:: Task to complete ::
Single out each line with the word "아버지는" and copy it.

:: Dataset content ::
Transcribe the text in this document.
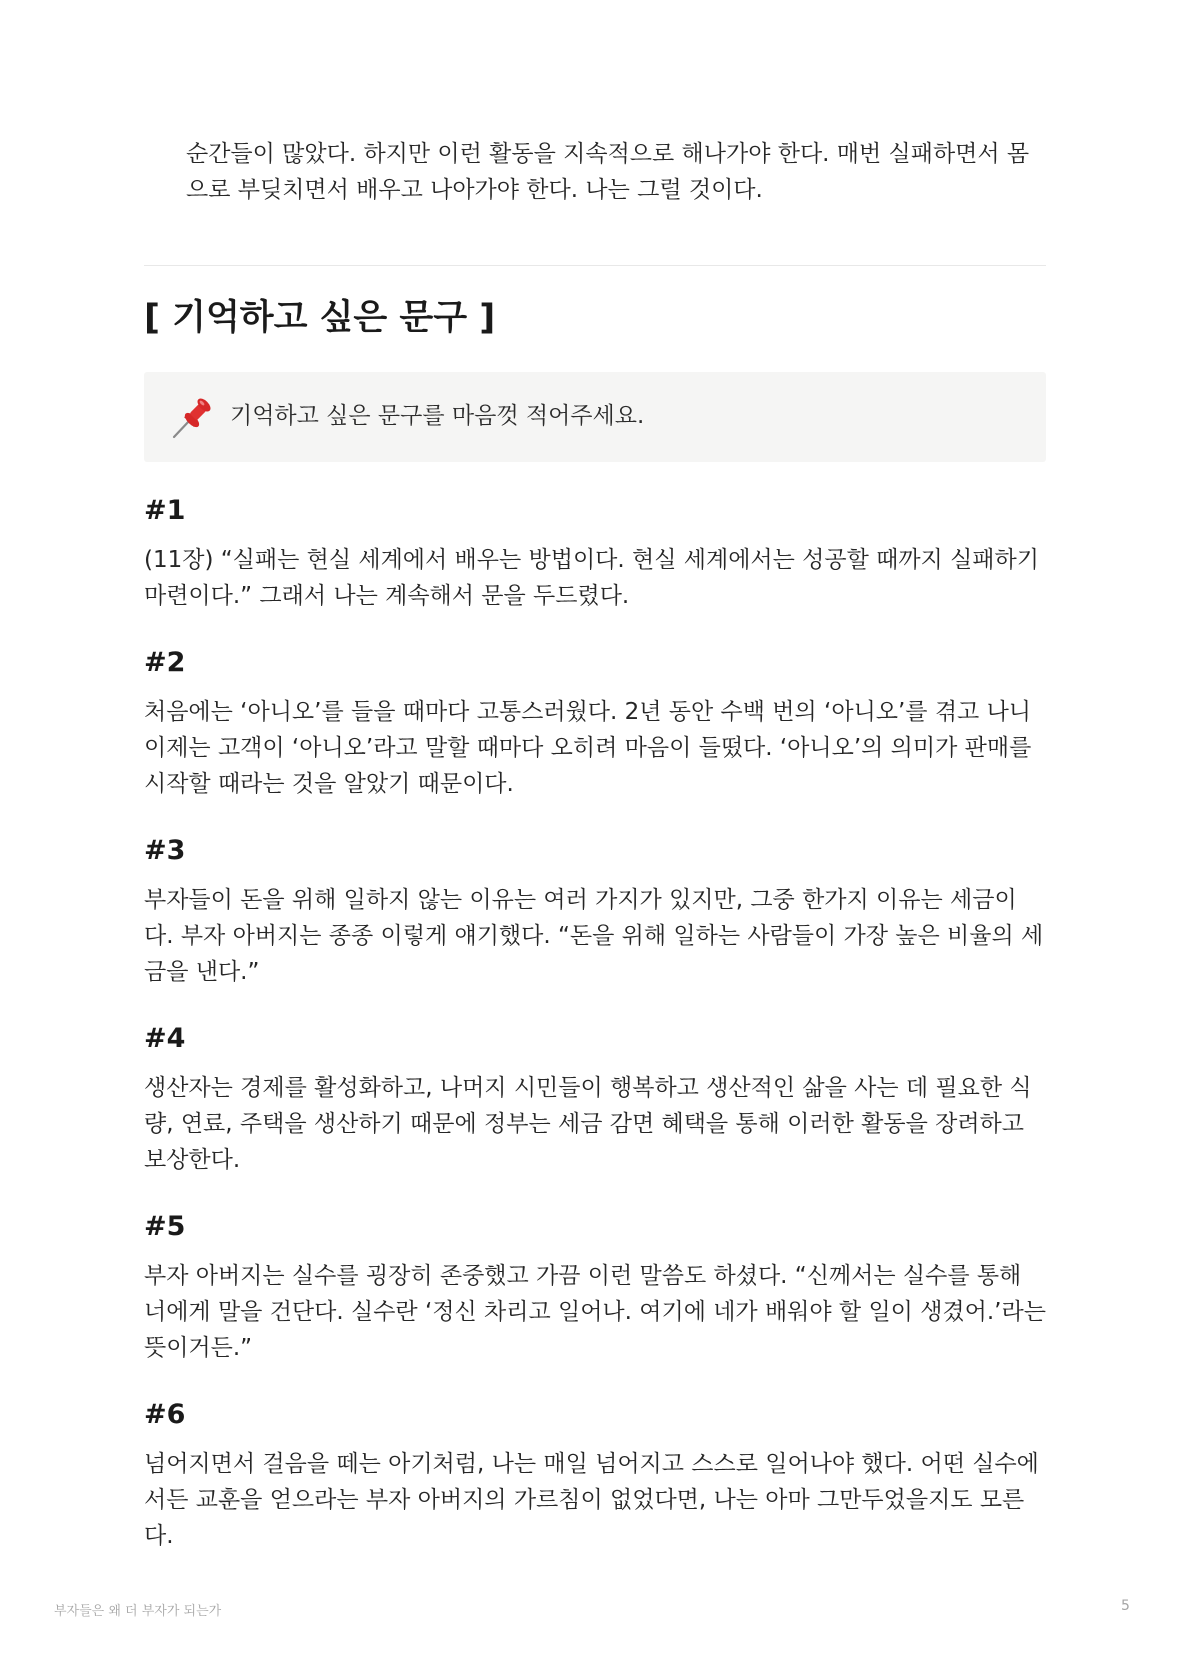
순간들이 많았다. 하지만 이런 활동을 지속적으로 해나가야 한다. 매번 실패하면서 몸으로 부딪치면서 배우고 나아가야 한다. 나는 그럴 것이다.

[ 기억하고 싶은 문구 ]
기억하고 싶은 문구를 마음껏 적어주세요.
#1

(11장) “실패는 현실 세계에서 배우는 방법이다. 현실 세계에서는 성공할 때까지 실패하기 마련이다.” 그래서 나는 계속해서 문을 두드렸다.

#2

처음에는 ‘아니오’를 들을 때마다 고통스러웠다. 2년 동안 수백 번의 ‘아니오’를 겪고 나니 이제는 고객이 ‘아니오’라고 말할 때마다 오히려 마음이 들떴다. ‘아니오’의 의미가 판매를 시작할 때라는 것을 알았기 때문이다.

#3

부자들이 돈을 위해 일하지 않는 이유는 여러 가지가 있지만, 그중 한가지 이유는 세금이다. 부자 아버지는 종종 이렇게 얘기했다. “돈을 위해 일하는 사람들이 가장 높은 비율의 세금을 낸다.”

#4

생산자는 경제를 활성화하고, 나머지 시민들이 행복하고 생산적인 삶을 사는 데 필요한 식량, 연료, 주택을 생산하기 때문에 정부는 세금 감면 혜택을 통해 이러한 활동을 장려하고 보상한다.

#5

부자 아버지는 실수를 굉장히 존중했고 가끔 이런 말씀도 하셨다. “신께서는 실수를 통해 너에게 말을 건단다. 실수란 ‘정신 차리고 일어나. 여기에 네가 배워야 할 일이 생겼어.’라는 뜻이거든.”

#6

넘어지면서 걸음을 떼는 아기처럼, 나는 매일 넘어지고 스스로 일어나야 했다. 어떤 실수에서든 교훈을 얻으라는 부자 아버지의 가르침이 없었다면, 나는 아마 그만두었을지도 모른다.

부자들은 왜 더 부자가 되는가	5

:: Reply ::
부자들이 돈을 위해 일하지 않는 이유는 여러 가지가 있지만, 그중 한가지 이유는 세금이다. 부자 아버지는 종종 이렇게 얘기했다. “돈을 위해 일하는 사람들이 가장 높은 비율의 세금을 낸다.”
부자 아버지는 실수를 굉장히 존중했고 가끔 이런 말씀도 하셨다. “신께서는 실수를 통해 너에게 말을 건단다. 실수란 ‘정신 차리고 일어나. 여기에 네가 배워야 할 일이 생겼어.’라는 뜻이거든.”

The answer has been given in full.